(Recorded data)

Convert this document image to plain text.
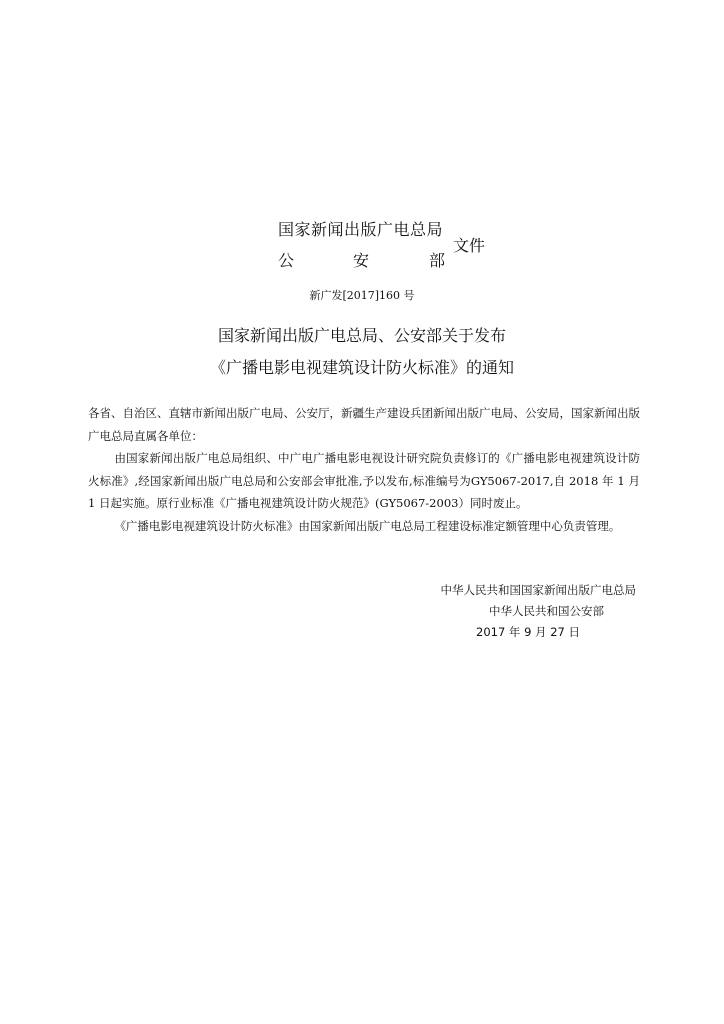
国家新闻出版广电总局
公	安	部
文件
新广发[2017]160 号
国家新闻出版广电总局、公安部关于发布
《广播电影电视建筑设计防火标准》的通知

各省、自治区、直辖市新闻出版广电局、公安厅，新疆生产建设兵团新闻出版广电局、公安局，国家新闻出版广电总局直属各单位：

由国家新闻出版广电总局组织、中广电广播电影电视设计研究院负责修订的《广播电影电视建筑设计防火标准》,经国家新闻出版广电总局和公安部会审批准,予以发布,标准编号为GY5067-2017,自 2018 年 1 月 1 日起实施。原行业标准《广播电视建筑设计防火规范》(GY5067-2003）同时废止。

《广播电影电视建筑设计防火标准》由国家新闻出版广电总局工程建设标准定额管理中心负责管理。

中华人民共和国国家新闻出版广电总局
中华人民共和国公安部
2017 年 9 月 27 日
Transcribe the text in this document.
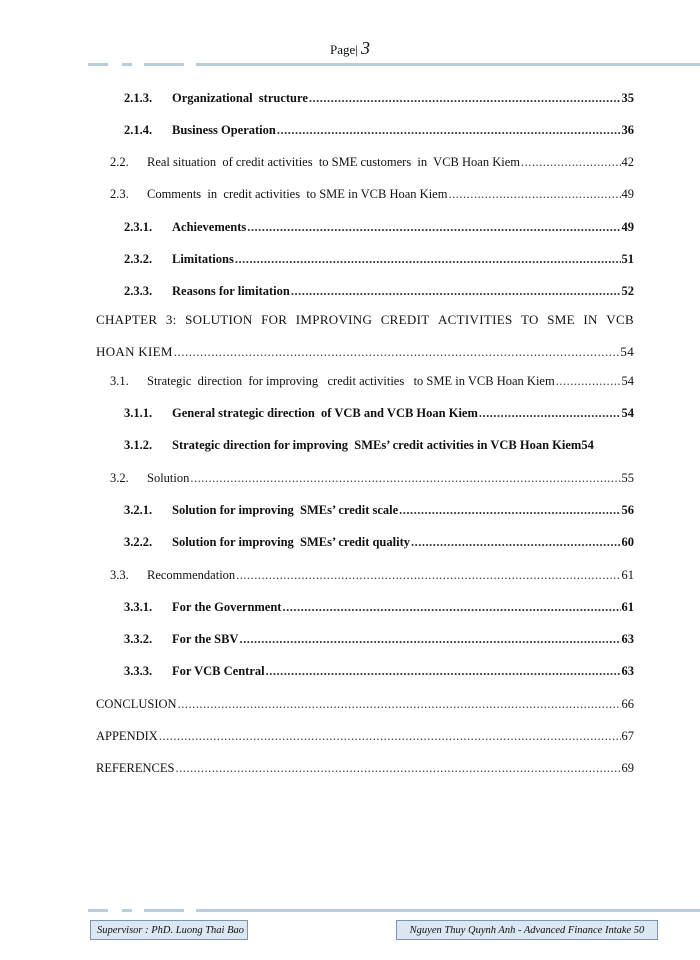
Page| 3
2.1.3.	Organizational  structure .....	35
2.1.4.	Business Operation .....	36
2.2.	Real situation  of credit activities  to SME customers  in  VCB Hoan Kiem .....	42
2.3.	Comments  in  credit activities  to SME in VCB Hoan Kiem .....	49
2.3.1.	Achievements .....	49
2.3.2.	Limitations .....	51
2.3.3.	Reasons for limitation .....	52
CHAPTER 3: SOLUTION FOR IMPROVING CREDIT ACTIVITIES TO SME IN VCB
HOAN KIEM .....	54
3.1.	Strategic  direction  for improving   credit activities   to SME in VCB Hoan Kiem .....	54
3.1.1.	General strategic direction  of VCB and VCB Hoan Kiem .....	54
3.1.2.	Strategic direction for improving  SMEs’ credit activities in VCB Hoan Kiem 54
3.2.	Solution .....	55
3.2.1.	Solution for improving  SMEs’ credit scale .....	56
3.2.2.	Solution for improving  SMEs’ credit quality .....	60
3.3.	Recommendation .....	61
3.3.1.	For the Government .....	61
3.3.2.	For the SBV .....	63
3.3.3.	For VCB Central .....	63
CONCLUSION .....	66
APPENDIX .....	67
REFERENCES .....	69
Supervisor : PhD. Luong Thai Bao	Nguyen Thuy Quynh Anh - Advanced Finance Intake 50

■ Your task ■
Copy out all the records exactly, excluding pictures.

■ Task result ■
Convert this document image to plain text.
国家新闻出版广电总局
公	安	部
文件
新广发[2017]160 号
国家新闻出版广电总局、公安部关于发布
《广播电影电视建筑设计防火标准》的通知

各省、自治区、直辖市新闻出版广电局、公安厅，新疆生产建设兵团新闻出版广电局、公安局，国家新闻出版广电总局直属各单位：

由国家新闻出版广电总局组织、中广电广播电影电视设计研究院负责修订的《广播电影电视建筑设计防火标准》,经国家新闻出版广电总局和公安部会审批准,予以发布,标准编号为GY5067-2017,自 2018 年 1 月 1 日起实施。原行业标准《广播电视建筑设计防火规范》(GY5067-2003）同时废止。

《广播电影电视建筑设计防火标准》由国家新闻出版广电总局工程建设标准定额管理中心负责管理。

中华人民共和国国家新闻出版广电总局
中华人民共和国公安部
2017 年 9 月 27 日
Transcribe the text in this document.
Page| 3
2.1.3.	Organizational  structure .....	35
2.1.4.	Business Operation .....	36
2.2.	Real situation  of credit activities  to SME customers  in  VCB Hoan Kiem .....	42
2.3.	Comments  in  credit activities  to SME in VCB Hoan Kiem .....	49
2.3.1.	Achievements .....	49
2.3.2.	Limitations .....	51
2.3.3.	Reasons for limitation .....	52
CHAPTER 3: SOLUTION FOR IMPROVING CREDIT ACTIVITIES TO SME IN VCB
HOAN KIEM .....	54
3.1.	Strategic  direction  for improving   credit activities   to SME in VCB Hoan Kiem .....	54
3.1.1.	General strategic direction  of VCB and VCB Hoan Kiem .....	54
3.1.2.	Strategic direction for improving  SMEs’ credit activities in VCB Hoan Kiem 54
3.2.	Solution .....	55
3.2.1.	Solution for improving  SMEs’ credit scale .....	56
3.2.2.	Solution for improving  SMEs’ credit quality .....	60
3.3.	Recommendation .....	61
3.3.1.	For the Government .....	61
3.3.2.	For the SBV .....	63
3.3.3.	For VCB Central .....	63
CONCLUSION .....	66
APPENDIX .....	67
REFERENCES .....	69
Supervisor : PhD. Luong Thai Bao	Nguyen Thuy Quynh Anh - Advanced Finance Intake 50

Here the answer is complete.